DATASET EXTRACT:
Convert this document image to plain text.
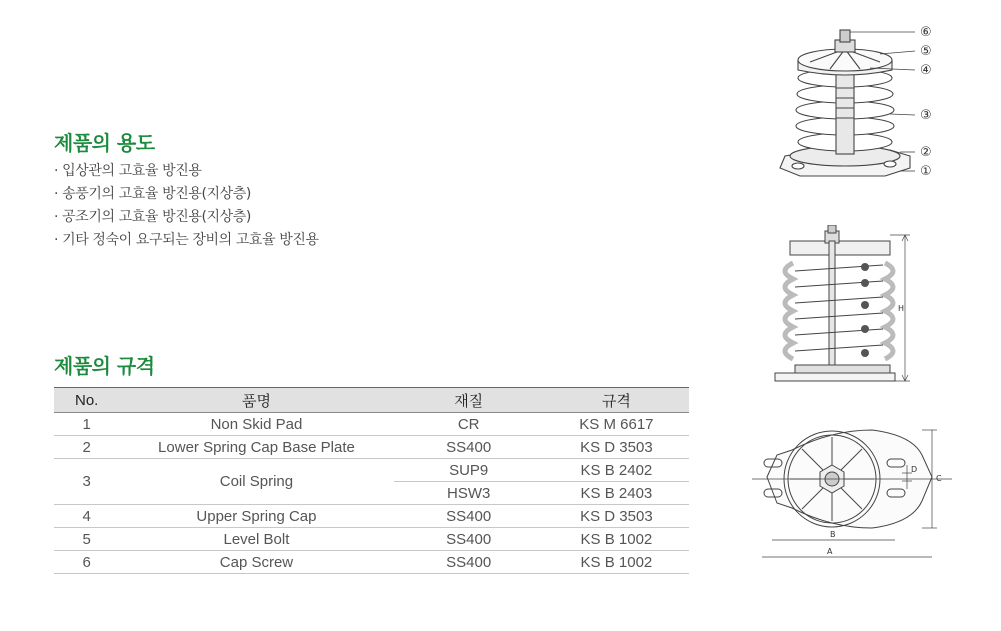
제품의 용도
· 입상관의 고효율 방진용
· 송풍기의 고효율 방진용(지상층)
· 공조기의 고효율 방진용(지상층)
· 기타 정숙이 요구되는 장비의 고효율 방진용
제품의 규격
No.	품명	재질	규격
1	Non Skid Pad	CR	KS M 6617
2	Lower Spring Cap Base Plate	SS400	KS D 3503
3	Coil Spring	SUP9	KS B 2402
		HSW3	KS B 2403
4	Upper Spring Cap	SS400	KS D 3503
5	Level Bolt	SS400	KS B 1002
6	Cap Screw	SS400	KS B 1002
⑥
⑤
④
③
②
①
H
B
A
C
D
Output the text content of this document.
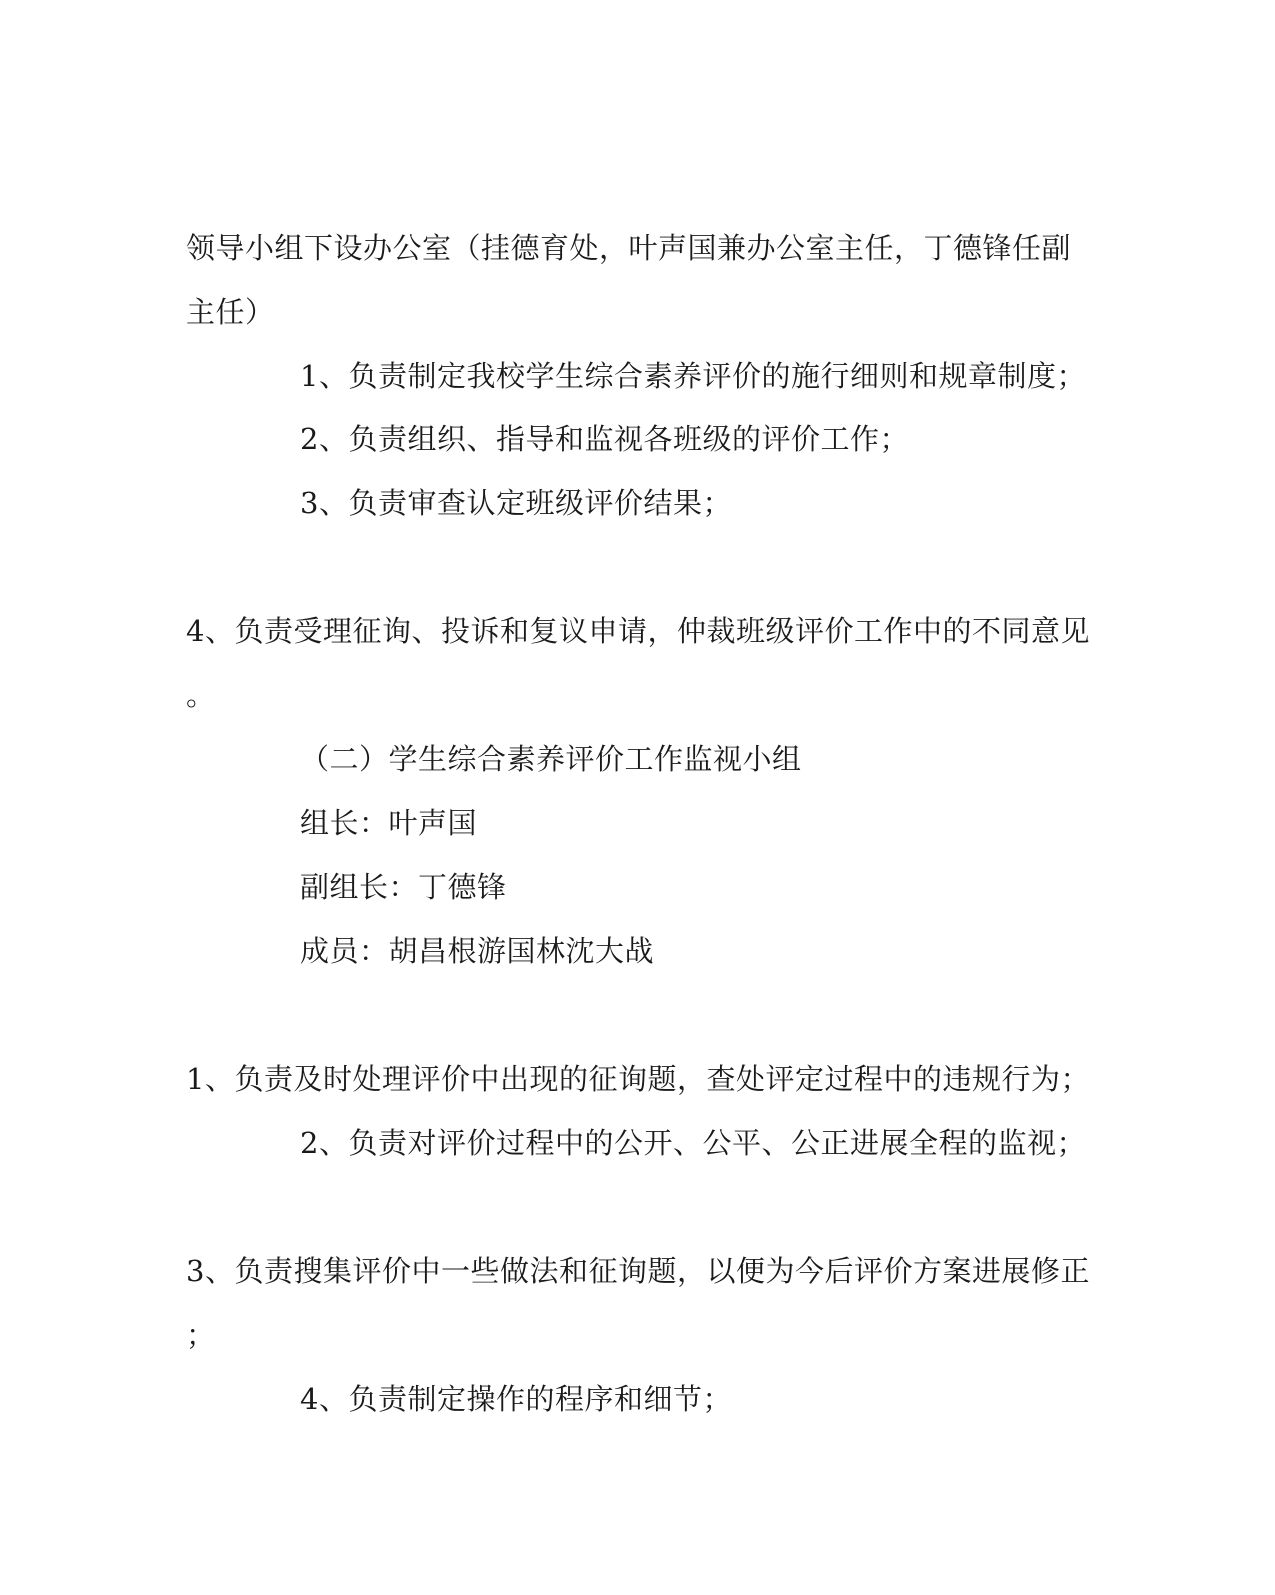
领导小组下设办公室（挂德育处，叶声国兼办公室主任，丁德锋任副
主任）
1、负责制定我校学生综合素养评价的施行细则和规章制度；
2、负责组织、指导和监视各班级的评价工作；
3、负责审查认定班级评价结果；
4、负责受理征询、投诉和复议申请，仲裁班级评价工作中的不同意见
。
（二）学生综合素养评价工作监视小组
组长：叶声国
副组长：丁德锋
成员：胡昌根游国林沈大战
1、负责及时处理评价中出现的征询题，查处评定过程中的违规行为；
2、负责对评价过程中的公开、公平、公正进展全程的监视；
3、负责搜集评价中一些做法和征询题，以便为今后评价方案进展修正
；
4、负责制定操作的程序和细节；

EXERCISE TASK: Output nothing but the lines from the line with "Output the text content of this document." through the last line of the material above, please, word for word and without the pictures.

EXERCISE RESULT:
Output the text content of this document.
领导小组下设办公室（挂德育处，叶声国兼办公室主任，丁德锋任副
主任）
1、负责制定我校学生综合素养评价的施行细则和规章制度；
2、负责组织、指导和监视各班级的评价工作；
3、负责审查认定班级评价结果；
4、负责受理征询、投诉和复议申请，仲裁班级评价工作中的不同意见
。
（二）学生综合素养评价工作监视小组
组长：叶声国
副组长：丁德锋
成员：胡昌根游国林沈大战
1、负责及时处理评价中出现的征询题，查处评定过程中的违规行为；
2、负责对评价过程中的公开、公平、公正进展全程的监视；
3、负责搜集评价中一些做法和征询题，以便为今后评价方案进展修正
；
4、负责制定操作的程序和细节；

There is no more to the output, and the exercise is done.